- **Required task**: Scan the material and copy every line in which "name" appears.

---------- Records for the exercise

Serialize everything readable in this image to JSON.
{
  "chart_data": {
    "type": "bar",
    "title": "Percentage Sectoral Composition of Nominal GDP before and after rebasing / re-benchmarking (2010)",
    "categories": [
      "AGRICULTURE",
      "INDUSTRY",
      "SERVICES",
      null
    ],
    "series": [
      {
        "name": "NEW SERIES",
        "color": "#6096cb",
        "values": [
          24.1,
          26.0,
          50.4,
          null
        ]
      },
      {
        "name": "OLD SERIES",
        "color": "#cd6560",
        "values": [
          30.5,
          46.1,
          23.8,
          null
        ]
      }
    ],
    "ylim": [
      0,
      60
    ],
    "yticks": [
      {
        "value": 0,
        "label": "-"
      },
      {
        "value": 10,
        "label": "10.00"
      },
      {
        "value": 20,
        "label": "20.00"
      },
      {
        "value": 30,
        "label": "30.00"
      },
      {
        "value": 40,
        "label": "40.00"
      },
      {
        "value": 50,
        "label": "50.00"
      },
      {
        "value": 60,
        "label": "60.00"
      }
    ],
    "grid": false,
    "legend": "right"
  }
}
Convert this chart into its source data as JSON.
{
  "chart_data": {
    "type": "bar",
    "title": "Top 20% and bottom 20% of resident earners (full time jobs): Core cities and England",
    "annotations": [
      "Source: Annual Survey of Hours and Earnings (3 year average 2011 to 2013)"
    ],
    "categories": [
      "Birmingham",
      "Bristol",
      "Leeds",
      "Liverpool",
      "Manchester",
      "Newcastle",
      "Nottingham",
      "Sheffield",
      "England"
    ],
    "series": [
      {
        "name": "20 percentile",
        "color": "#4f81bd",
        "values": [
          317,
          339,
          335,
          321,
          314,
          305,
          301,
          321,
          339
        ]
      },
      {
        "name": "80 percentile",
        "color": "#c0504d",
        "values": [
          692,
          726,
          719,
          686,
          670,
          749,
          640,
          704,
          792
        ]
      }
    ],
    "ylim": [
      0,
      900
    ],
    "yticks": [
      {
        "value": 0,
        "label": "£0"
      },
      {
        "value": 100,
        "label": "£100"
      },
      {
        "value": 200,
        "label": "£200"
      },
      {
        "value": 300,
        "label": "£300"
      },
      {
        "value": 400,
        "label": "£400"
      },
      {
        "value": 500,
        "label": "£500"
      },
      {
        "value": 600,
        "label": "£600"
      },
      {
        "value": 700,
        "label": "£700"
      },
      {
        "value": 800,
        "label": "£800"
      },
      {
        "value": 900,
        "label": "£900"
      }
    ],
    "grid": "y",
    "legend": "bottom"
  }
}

--------------------

- **Final result**:
        "name": "NEW SERIES",
        "name": "OLD SERIES",
        "name": "20 percentile",
        "name": "80 percentile",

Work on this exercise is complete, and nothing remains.